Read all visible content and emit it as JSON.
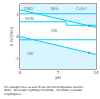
{
  "chart_data": {
    "type": "line",
    "xlabel": "pH",
    "ylabel": "E (V/ENH)",
    "xlim": [
      0,
      14
    ],
    "ylim": [
      -1.5,
      1.5
    ],
    "xticks": [
      0,
      7,
      14
    ],
    "yticks": [
      -1,
      0,
      1
    ],
    "grid": false,
    "series": [
      {
        "x": [
          0,
          14
        ],
        "values": [
          1.23,
          0.42
        ],
        "color": "#00cfff"
      },
      {
        "x": [
          0,
          14
        ],
        "values": [
          0.0,
          -0.83
        ],
        "color": "#00cfff"
      },
      {
        "x": [
          0,
          14
        ],
        "values": [
          1.05,
          1.05
        ],
        "color": "#00cfff"
      },
      {
        "x": [
          0,
          8.5
        ],
        "values": [
          0.68,
          0.68
        ],
        "color": "#00cfff"
      },
      {
        "x": [
          8.5,
          14
        ],
        "values": [
          0.52,
          0.52
        ],
        "color": "#00cfff"
      },
      {
        "x": [
          8.5,
          8.5
        ],
        "values": [
          0.52,
          0.68
        ],
        "color": "#00cfff"
      },
      {
        "x": [
          0,
          14
        ],
        "values": [
          -0.15,
          -0.15
        ],
        "color": "#00cfff"
      }
    ],
    "areas": [
      {
        "x": [
          0,
          14
        ],
        "y1": [
          1.23,
          0.42
        ],
        "y2": 1.5,
        "color": "#c8f0ff"
      },
      {
        "x": [
          0,
          14
        ],
        "y1": -1.5,
        "y2": [
          0.0,
          -0.83
        ],
        "color": "#c8f0ff"
      }
    ],
    "annotations": [
      {
        "text": "CNO⁻",
        "x": 1.8,
        "y": 1.27
      },
      {
        "text": "NH₃",
        "x": 6.5,
        "y": 1.27
      },
      {
        "text": "C₂O₄²⁻",
        "x": 11.5,
        "y": 1.27
      },
      {
        "text": "HCN",
        "x": 1.8,
        "y": 0.84
      },
      {
        "text": "CN⁻",
        "x": 6.5,
        "y": 0.28
      },
      {
        "text": "CN⁻",
        "x": 2.0,
        "y": -0.8
      }
    ],
    "line_labels": [
      {
        "text": "a",
        "x": 13.5,
        "y": 0.5
      },
      {
        "text": "b",
        "x": 13.5,
        "y": -0.73
      }
    ],
    "caption": [
      "The straight lines (a) and (b) are the thermodynamic Section",
      "(RHE) : Reversible Hydrogen Electrode ; Electrode reversible",
      "à hydrogène)"
    ]
  }
}
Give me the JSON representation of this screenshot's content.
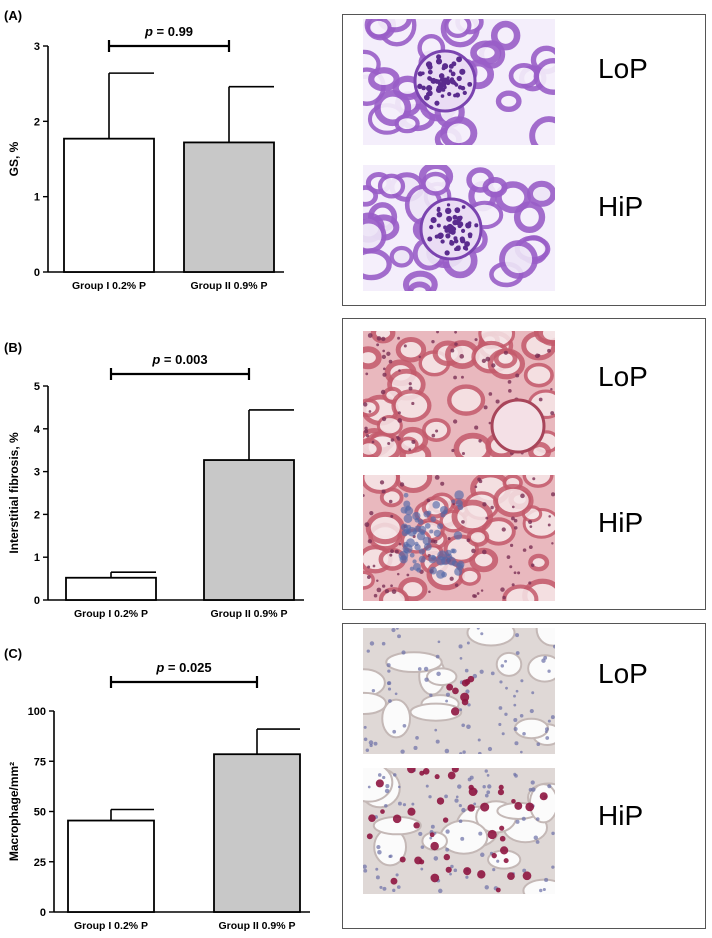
{
  "panels": [
    {
      "label": "(A)",
      "images": [
        {
          "label": "LoP",
          "stain": "pas-low"
        },
        {
          "label": "HiP",
          "stain": "pas-high"
        }
      ]
    },
    {
      "label": "(B)",
      "images": [
        {
          "label": "LoP",
          "stain": "he-low"
        },
        {
          "label": "HiP",
          "stain": "he-high"
        }
      ]
    },
    {
      "label": "(C)",
      "images": [
        {
          "label": "LoP",
          "stain": "ihc-low"
        },
        {
          "label": "HiP",
          "stain": "ihc-high"
        }
      ]
    }
  ],
  "chart_data": [
    {
      "type": "bar",
      "categories": [
        "Group I 0.2% P",
        "Group II 0.9% P"
      ],
      "values": [
        1.77,
        1.72
      ],
      "errors": [
        0.87,
        0.74
      ],
      "ylabel": "GS, %",
      "ylim": [
        0,
        3
      ],
      "yticks": [
        "0",
        "1",
        "2",
        "3"
      ],
      "annotation": {
        "p": "p",
        "text": " = 0.99"
      },
      "bar_colors": [
        "#ffffff",
        "#c8c8c8"
      ]
    },
    {
      "type": "bar",
      "categories": [
        "Group I 0.2% P",
        "Group II 0.9% P"
      ],
      "values": [
        0.52,
        3.27
      ],
      "errors": [
        0.13,
        1.17
      ],
      "ylabel": "Interstitial fibrosis, %",
      "ylim": [
        0,
        5
      ],
      "yticks": [
        "0",
        "1",
        "2",
        "3",
        "4",
        "5"
      ],
      "annotation": {
        "p": "p",
        "text": " = 0.003"
      },
      "bar_colors": [
        "#ffffff",
        "#c8c8c8"
      ]
    },
    {
      "type": "bar",
      "categories": [
        "Group I 0.2% P",
        "Group II 0.9% P"
      ],
      "values": [
        45.5,
        78.5
      ],
      "errors": [
        5.5,
        12.5
      ],
      "ylabel": "Macrophage/mm²",
      "ylim": [
        0,
        100
      ],
      "yticks": [
        "0",
        "25",
        "50",
        "75",
        "100"
      ],
      "annotation": {
        "p": "p",
        "text": " = 0.025"
      },
      "bar_colors": [
        "#ffffff",
        "#c8c8c8"
      ]
    }
  ]
}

━━━━━━━━━━━━━━━━━━━━

# Directions
Where a line in the entries holds "high", copy that line.

# Task solution
          "stain": "pas-high"
          "stain": "he-high"
          "stain": "ihc-high"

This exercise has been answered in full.